Rewrite the data below, substituting "base-rule" for every "bottom-rule" and keeping everything else the same.

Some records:
• • • • •

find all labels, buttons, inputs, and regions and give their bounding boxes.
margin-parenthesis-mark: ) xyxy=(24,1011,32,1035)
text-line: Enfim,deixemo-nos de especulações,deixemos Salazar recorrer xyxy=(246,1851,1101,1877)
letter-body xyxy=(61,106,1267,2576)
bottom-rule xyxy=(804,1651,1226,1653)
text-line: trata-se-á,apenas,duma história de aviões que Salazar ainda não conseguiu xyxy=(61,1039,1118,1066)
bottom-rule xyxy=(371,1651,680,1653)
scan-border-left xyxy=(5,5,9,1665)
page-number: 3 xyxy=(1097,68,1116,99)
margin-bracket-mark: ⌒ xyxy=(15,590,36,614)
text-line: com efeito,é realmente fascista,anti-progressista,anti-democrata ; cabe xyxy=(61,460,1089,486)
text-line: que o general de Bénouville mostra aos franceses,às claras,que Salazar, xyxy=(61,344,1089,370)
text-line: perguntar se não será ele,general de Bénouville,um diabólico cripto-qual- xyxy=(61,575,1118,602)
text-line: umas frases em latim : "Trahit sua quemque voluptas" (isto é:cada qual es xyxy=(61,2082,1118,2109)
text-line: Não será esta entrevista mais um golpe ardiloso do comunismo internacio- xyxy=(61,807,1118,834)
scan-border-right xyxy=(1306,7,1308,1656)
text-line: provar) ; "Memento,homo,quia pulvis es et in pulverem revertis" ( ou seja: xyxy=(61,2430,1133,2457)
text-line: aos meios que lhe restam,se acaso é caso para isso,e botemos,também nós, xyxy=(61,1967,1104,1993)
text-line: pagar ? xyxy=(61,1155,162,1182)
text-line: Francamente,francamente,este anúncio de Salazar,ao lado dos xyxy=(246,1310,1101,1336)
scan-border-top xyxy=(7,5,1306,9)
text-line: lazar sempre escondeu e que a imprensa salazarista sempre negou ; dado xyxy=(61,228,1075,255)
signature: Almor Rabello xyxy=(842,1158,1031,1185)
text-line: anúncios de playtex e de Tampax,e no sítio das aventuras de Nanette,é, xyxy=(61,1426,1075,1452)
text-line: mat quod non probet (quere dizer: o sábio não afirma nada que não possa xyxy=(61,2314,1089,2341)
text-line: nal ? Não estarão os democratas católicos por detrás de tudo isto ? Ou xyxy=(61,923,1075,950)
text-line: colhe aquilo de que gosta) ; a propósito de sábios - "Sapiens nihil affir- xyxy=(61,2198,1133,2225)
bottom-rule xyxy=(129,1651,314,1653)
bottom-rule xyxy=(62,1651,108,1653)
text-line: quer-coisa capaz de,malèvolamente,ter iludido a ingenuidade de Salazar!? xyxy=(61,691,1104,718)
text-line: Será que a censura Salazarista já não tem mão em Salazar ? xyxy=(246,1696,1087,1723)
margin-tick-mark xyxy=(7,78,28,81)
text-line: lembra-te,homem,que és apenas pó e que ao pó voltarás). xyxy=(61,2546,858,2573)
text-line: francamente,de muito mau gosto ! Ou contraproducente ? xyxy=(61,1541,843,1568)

• • • • •

● **Solution**:
find all labels, buttons, inputs, and regions and give their bounding boxes.
margin-parenthesis-mark: ) xyxy=(24,1011,32,1035)
text-line: Enfim,deixemo-nos de especulações,deixemos Salazar recorrer xyxy=(246,1851,1101,1877)
letter-body xyxy=(61,106,1267,2576)
base-rule xyxy=(804,1651,1226,1653)
text-line: trata-se-á,apenas,duma história de aviões que Salazar ainda não conseguiu xyxy=(61,1039,1118,1066)
base-rule xyxy=(371,1651,680,1653)
scan-border-left xyxy=(5,5,9,1665)
page-number: 3 xyxy=(1097,68,1116,99)
margin-bracket-mark: ⌒ xyxy=(15,590,36,614)
text-line: com efeito,é realmente fascista,anti-progressista,anti-democrata ; cabe xyxy=(61,460,1089,486)
text-line: que o general de Bénouville mostra aos franceses,às claras,que Salazar, xyxy=(61,344,1089,370)
text-line: perguntar se não será ele,general de Bénouville,um diabólico cripto-qual- xyxy=(61,575,1118,602)
text-line: umas frases em latim : "Trahit sua quemque voluptas" (isto é:cada qual es xyxy=(61,2082,1118,2109)
text-line: Não será esta entrevista mais um golpe ardiloso do comunismo internacio- xyxy=(61,807,1118,834)
scan-border-right xyxy=(1306,7,1308,1656)
text-line: provar) ; "Memento,homo,quia pulvis es et in pulverem revertis" ( ou seja: xyxy=(61,2430,1133,2457)
text-line: aos meios que lhe restam,se acaso é caso para isso,e botemos,também nós, xyxy=(61,1967,1104,1993)
text-line: pagar ? xyxy=(61,1155,162,1182)
text-line: Francamente,francamente,este anúncio de Salazar,ao lado dos xyxy=(246,1310,1101,1336)
scan-border-top xyxy=(7,5,1306,9)
text-line: lazar sempre escondeu e que a imprensa salazarista sempre negou ; dado xyxy=(61,228,1075,255)
signature: Almor Rabello xyxy=(842,1158,1031,1185)
text-line: anúncios de playtex e de Tampax,e no sítio das aventuras de Nanette,é, xyxy=(61,1426,1075,1452)
text-line: mat quod non probet (quere dizer: o sábio não afirma nada que não possa xyxy=(61,2314,1089,2341)
text-line: nal ? Não estarão os democratas católicos por detrás de tudo isto ? Ou xyxy=(61,923,1075,950)
text-line: colhe aquilo de que gosta) ; a propósito de sábios - "Sapiens nihil affir- xyxy=(61,2198,1133,2225)
base-rule xyxy=(129,1651,314,1653)
base-rule xyxy=(62,1651,108,1653)
text-line: quer-coisa capaz de,malèvolamente,ter iludido a ingenuidade de Salazar!? xyxy=(61,691,1104,718)
text-line: Será que a censura Salazarista já não tem mão em Salazar ? xyxy=(246,1696,1087,1723)
margin-tick-mark xyxy=(7,78,28,81)
text-line: lembra-te,homem,que és apenas pó e que ao pó voltarás). xyxy=(61,2546,858,2573)
text-line: francamente,de muito mau gosto ! Ou contraproducente ? xyxy=(61,1541,843,1568)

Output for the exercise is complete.